What to work on
Without changing a character, return the entries, but not the images they hold.

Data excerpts
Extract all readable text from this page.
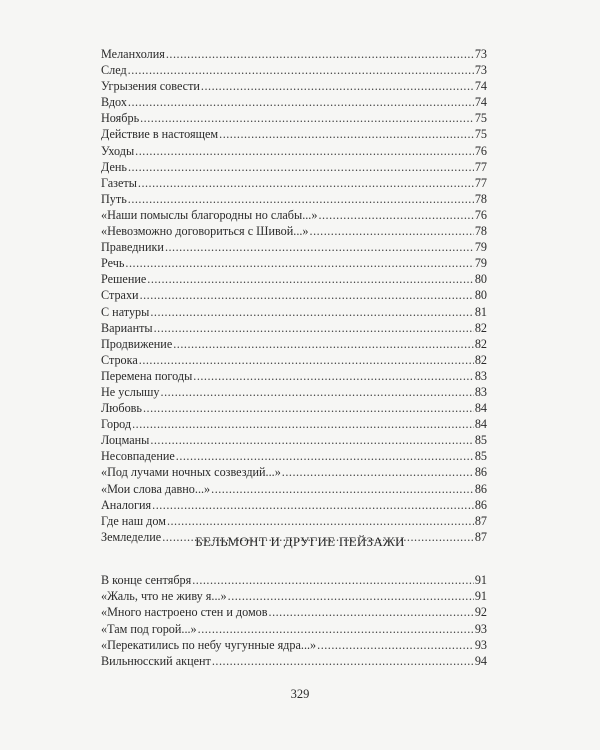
Меланхолия .....	73
След .....	73
Угрызения совести .....	74
Вдох .....	74
Ноябрь .....	75
Действие в настоящем .....	75
Уходы .....	76
День .....	77
Газеты .....	77
Путь .....	78
«Наши помыслы благородны но слабы...» .....	76
«Невозможно договориться с Шивой...» .....	78
Праведники .....	79
Речь .....	79
Решение .....	80
Страхи .....	80
С натуры .....	81
Варианты .....	82
Продвижение .....	82
Строка .....	82
Перемена погоды .....	83
Не услышу .....	83
Любовь .....	84
Город .....	84
Лоцманы .....	85
Несовпадение .....	85
«Под лучами ночных созвездий...» .....	86
«Мои слова давно...» .....	86
Аналогия .....	86
Где наш дом .....	87
Земледелие .....	87
БЕЛЬМОНТ И ДРУГИЕ ПЕЙЗАЖИ
В конце сентября .....	91
«Жаль, что не живу я...» .....	91
«Много настроено стен и домов .....	92
«Там под горой...» .....	93
«Перекатились по небу чугунные ядра...» .....	93
Вильнюсский акцент .....	94
329
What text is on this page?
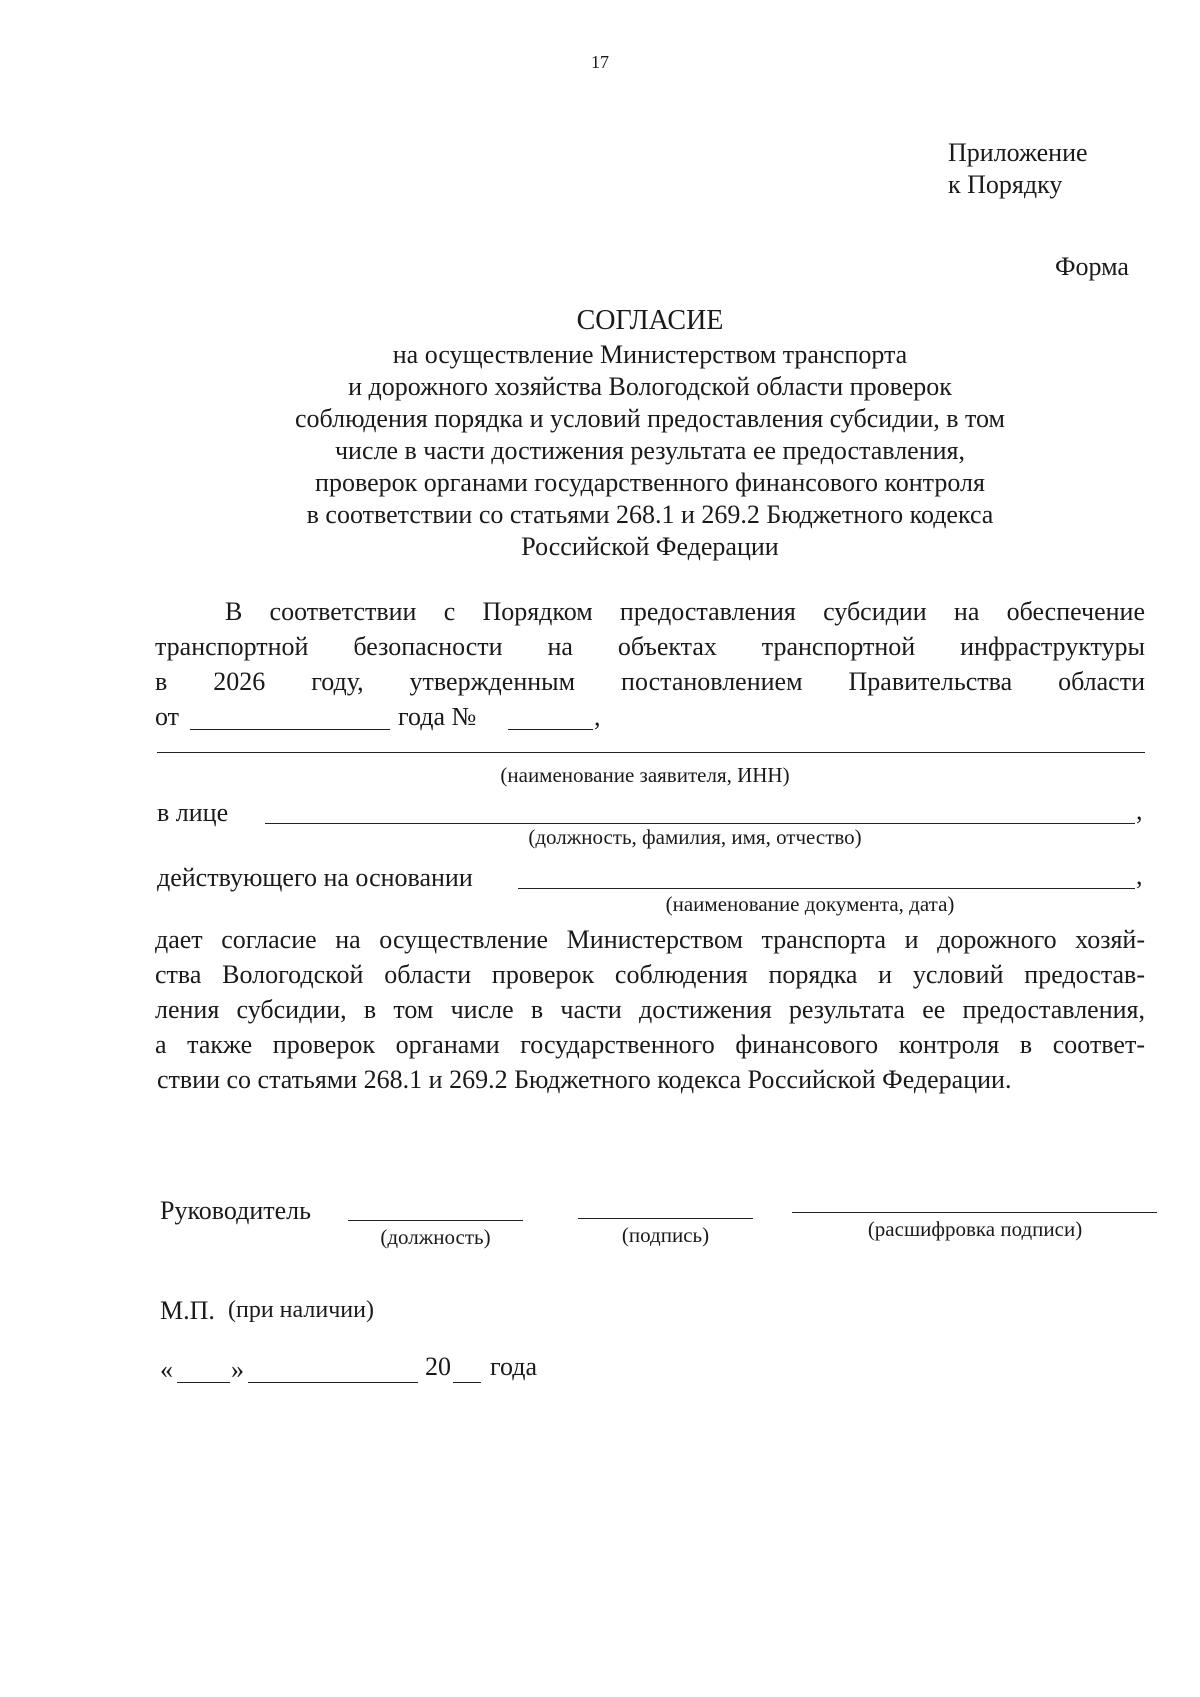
17
Приложение
к Порядку
Форма
СОГЛАСИЕ
на осуществление Министерством транспорта
и дорожного хозяйства Вологодской области проверок
соблюдения порядка и условий предоставления субсидии, в том
числе в части достижения результата ее предоставления,
проверок органами государственного финансового контроля
в соответствии со статьями 268.1 и 269.2 Бюджетного кодекса
Российской Федерации
В соответствии с Порядком предоставления субсидии на обеспечение
транспортной безопасности на объектах транспортной инфраструктуры
в 2026 году, утвержденным постановлением Правительства области
от	года №	,
(наименование заявителя, ИНН)
в лице	,
(должность, фамилия, имя, отчество)
действующего на основании	,
(наименование документа, дата)
дает согласие на осуществление Министерством транспорта и дорожного хозяй-
ства Вологодской области проверок соблюдения порядка и условий предостав-
ления субсидии, в том числе в части достижения результата ее предоставления,
а также проверок органами государственного финансового контроля в соответ-
ствии со статьями 268.1 и 269.2 Бюджетного кодекса Российской Федерации.
Руководитель
(должность)	(подпись)	(расшифровка подписи)
М.П. (при наличии)
« »	20 года
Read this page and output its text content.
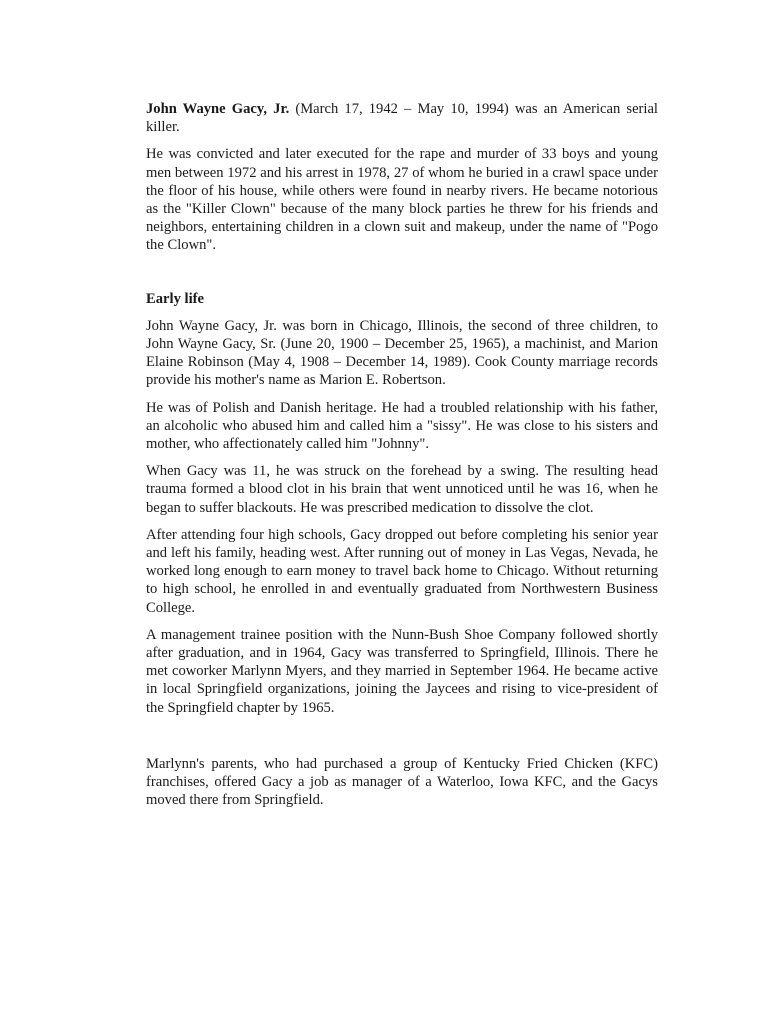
John Wayne Gacy, Jr. (March 17, 1942 – May 10, 1994) was an American serial killer.

He was convicted and later executed for the rape and murder of 33 boys and young men between 1972 and his arrest in 1978, 27 of whom he buried in a crawl space under the floor of his house, while others were found in nearby rivers. He became notorious as the "Killer Clown" because of the many block parties he threw for his friends and neighbors, entertaining children in a clown suit and makeup, under the name of "Pogo the Clown".

Early life

John Wayne Gacy, Jr. was born in Chicago, Illinois, the second of three children, to John Wayne Gacy, Sr. (June 20, 1900 – December 25, 1965), a machinist, and Marion Elaine Robinson (May 4, 1908 – December 14, 1989). Cook County marriage records provide his mother's name as Marion E. Robertson.

He was of Polish and Danish heritage. He had a troubled relationship with his father, an alcoholic who abused him and called him a "sissy". He was close to his sisters and mother, who affectionately called him "Johnny".

When Gacy was 11, he was struck on the forehead by a swing. The resulting head trauma formed a blood clot in his brain that went unnoticed until he was 16, when he began to suffer blackouts. He was prescribed medication to dissolve the clot.

After attending four high schools, Gacy dropped out before completing his senior year and left his family, heading west. After running out of money in Las Vegas, Nevada, he worked long enough to earn money to travel back home to Chicago. Without returning to high school, he enrolled in and eventually graduated from Northwestern Business College.

A management trainee position with the Nunn-Bush Shoe Company followed shortly after graduation, and in 1964, Gacy was transferred to Springfield, Illinois. There he met coworker Marlynn Myers, and they married in September 1964. He became active in local Springfield organizations, joining the Jaycees and rising to vice-president of the Springfield chapter by 1965.

Marlynn's parents, who had purchased a group of Kentucky Fried Chicken (KFC) franchises, offered Gacy a job as manager of a Waterloo, Iowa KFC, and the Gacys moved there from Springfield.
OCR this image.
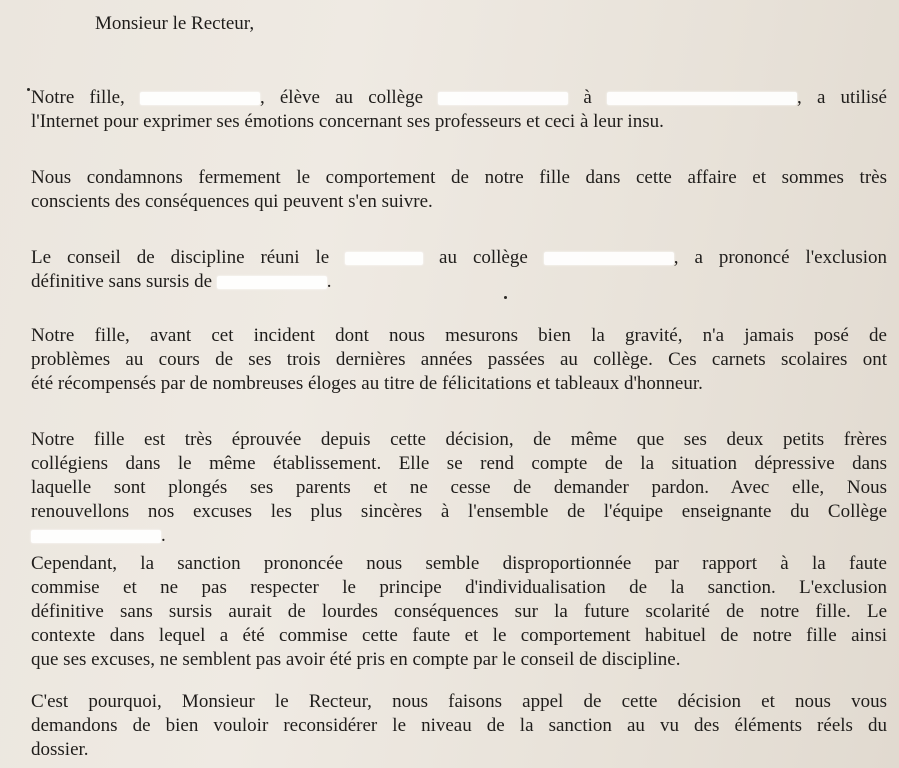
Monsieur le Recteur,
Notre fille,	, élève au collège	à	, a utilisé
l'Internet pour exprimer ses émotions concernant ses professeurs et ceci à leur insu.
Nous condamnons fermement le comportement de notre fille dans cette affaire et sommes très
conscients des conséquences qui peuvent s'en suivre.
Le conseil de discipline réuni le	au collège	, a prononcé l'exclusion
définitive sans sursis de	.
Notre fille, avant cet incident dont nous mesurons bien la gravité, n'a jamais posé de
problèmes au cours de ses trois dernières années passées au collège. Ces carnets scolaires ont
été récompensés par de nombreuses éloges au titre de félicitations et tableaux d'honneur.
Notre fille est très éprouvée depuis cette décision, de même que ses deux petits frères
collégiens dans le même établissement. Elle se rend compte de la situation dépressive dans
laquelle sont plongés ses parents et ne cesse de demander pardon. Avec elle, Nous
renouvellons nos excuses les plus sincères à l'ensemble de l'équipe enseignante du Collège
.
Cependant, la sanction prononcée nous semble disproportionnée par rapport à la faute
commise et ne pas respecter le principe d'individualisation de la sanction. L'exclusion
définitive sans sursis aurait de lourdes conséquences sur la future scolarité de notre fille. Le
contexte dans lequel a été commise cette faute et le comportement habituel de notre fille ainsi
que ses excuses, ne semblent pas avoir été pris en compte par le conseil de discipline.
C'est pourquoi, Monsieur le Recteur, nous faisons appel de cette décision et nous vous
demandons de bien vouloir reconsidérer le niveau de la sanction au vu des éléments réels du
dossier.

The completed task
Extract all readable text from this page.
Меланхолия .....	73
След .....	73
Угрызения совести .....	74
Вдох .....	74
Ноябрь .....	75
Действие в настоящем .....	75
Уходы .....	76
День .....	77
Газеты .....	77
Путь .....	78
«Наши помыслы благородны но слабы...» .....	76
«Невозможно договориться с Шивой...» .....	78
Праведники .....	79
Речь .....	79
Решение .....	80
Страхи .....	80
С натуры .....	81
Варианты .....	82
Продвижение .....	82
Строка .....	82
Перемена погоды .....	83
Не услышу .....	83
Любовь .....	84
Город .....	84
Лоцманы .....	85
Несовпадение .....	85
«Под лучами ночных созвездий...» .....	86
«Мои слова давно...» .....	86
Аналогия .....	86
Где наш дом .....	87
Земледелие .....	87
БЕЛЬМОНТ И ДРУГИЕ ПЕЙЗАЖИ
В конце сентября .....	91
«Жаль, что не живу я...» .....	91
«Много настроено стен и домов .....	92
«Там под горой...» .....	93
«Перекатились по небу чугунные ядра...» .....	93
Вильнюсский акцент .....	94
329
What text is on this page?
17
Приложение
к Порядку
Форма
СОГЛАСИЕ
на осуществление Министерством транспорта
и дорожного хозяйства Вологодской области проверок
соблюдения порядка и условий предоставления субсидии, в том
числе в части достижения результата ее предоставления,
проверок органами государственного финансового контроля
в соответствии со статьями 268.1 и 269.2 Бюджетного кодекса
Российской Федерации
В соответствии с Порядком предоставления субсидии на обеспечение
транспортной безопасности на объектах транспортной инфраструктуры
в 2026 году, утвержденным постановлением Правительства области
от	года №	,
(наименование заявителя, ИНН)
в лице	,
(должность, фамилия, имя, отчество)
действующего на основании	,
(наименование документа, дата)
дает согласие на осуществление Министерством транспорта и дорожного хозяй-
ства Вологодской области проверок соблюдения порядка и условий предостав-
ления субсидии, в том числе в части достижения результата ее предоставления,
а также проверок органами государственного финансового контроля в соответ-
ствии со статьями 268.1 и 269.2 Бюджетного кодекса Российской Федерации.
Руководитель
(должность)	(подпись)	(расшифровка подписи)
М.П. (при наличии)
« »	20 года
Read this page and output its text content.
John Wayne Gacy, Jr. (March 17, 1942 – May 10, 1994) was an American serial killer.

He was convicted and later executed for the rape and murder of 33 boys and young men between 1972 and his arrest in 1978, 27 of whom he buried in a crawl space under the floor of his house, while others were found in nearby rivers. He became notorious as the "Killer Clown" because of the many block parties he threw for his friends and neighbors, entertaining children in a clown suit and makeup, under the name of "Pogo the Clown".

Early life

John Wayne Gacy, Jr. was born in Chicago, Illinois, the second of three children, to John Wayne Gacy, Sr. (June 20, 1900 – December 25, 1965), a machinist, and Marion Elaine Robinson (May 4, 1908 – December 14, 1989). Cook County marriage records provide his mother's name as Marion E. Robertson.

He was of Polish and Danish heritage. He had a troubled relationship with his father, an alcoholic who abused him and called him a "sissy". He was close to his sisters and mother, who affectionately called him "Johnny".

When Gacy was 11, he was struck on the forehead by a swing. The resulting head trauma formed a blood clot in his brain that went unnoticed until he was 16, when he began to suffer blackouts. He was prescribed medication to dissolve the clot.

After attending four high schools, Gacy dropped out before completing his senior year and left his family, heading west. After running out of money in Las Vegas, Nevada, he worked long enough to earn money to travel back home to Chicago. Without returning to high school, he enrolled in and eventually graduated from Northwestern Business College.

A management trainee position with the Nunn-Bush Shoe Company followed shortly after graduation, and in 1964, Gacy was transferred to Springfield, Illinois. There he met coworker Marlynn Myers, and they married in September 1964. He became active in local Springfield organizations, joining the Jaycees and rising to vice-president of the Springfield chapter by 1965.

Marlynn's parents, who had purchased a group of Kentucky Fried Chicken (KFC) franchises, offered Gacy a job as manager of a Waterloo, Iowa KFC, and the Gacys moved there from Springfield.
OCR this image.
Monsieur le Recteur,
Notre fille,	, élève au collège	à	, a utilisé
l'Internet pour exprimer ses émotions concernant ses professeurs et ceci à leur insu.
Nous condamnons fermement le comportement de notre fille dans cette affaire et sommes très
conscients des conséquences qui peuvent s'en suivre.
Le conseil de discipline réuni le	au collège	, a prononcé l'exclusion
définitive sans sursis de	.
Notre fille, avant cet incident dont nous mesurons bien la gravité, n'a jamais posé de
problèmes au cours de ses trois dernières années passées au collège. Ces carnets scolaires ont
été récompensés par de nombreuses éloges au titre de félicitations et tableaux d'honneur.
Notre fille est très éprouvée depuis cette décision, de même que ses deux petits frères
collégiens dans le même établissement. Elle se rend compte de la situation dépressive dans
laquelle sont plongés ses parents et ne cesse de demander pardon. Avec elle, Nous
renouvellons nos excuses les plus sincères à l'ensemble de l'équipe enseignante du Collège
.
Cependant, la sanction prononcée nous semble disproportionnée par rapport à la faute
commise et ne pas respecter le principe d'individualisation de la sanction. L'exclusion
définitive sans sursis aurait de lourdes conséquences sur la future scolarité de notre fille. Le
contexte dans lequel a été commise cette faute et le comportement habituel de notre fille ainsi
que ses excuses, ne semblent pas avoir été pris en compte par le conseil de discipline.
C'est pourquoi, Monsieur le Recteur, nous faisons appel de cette décision et nous vous
demandons de bien vouloir reconsidérer le niveau de la sanction au vu des éléments réels du
dossier.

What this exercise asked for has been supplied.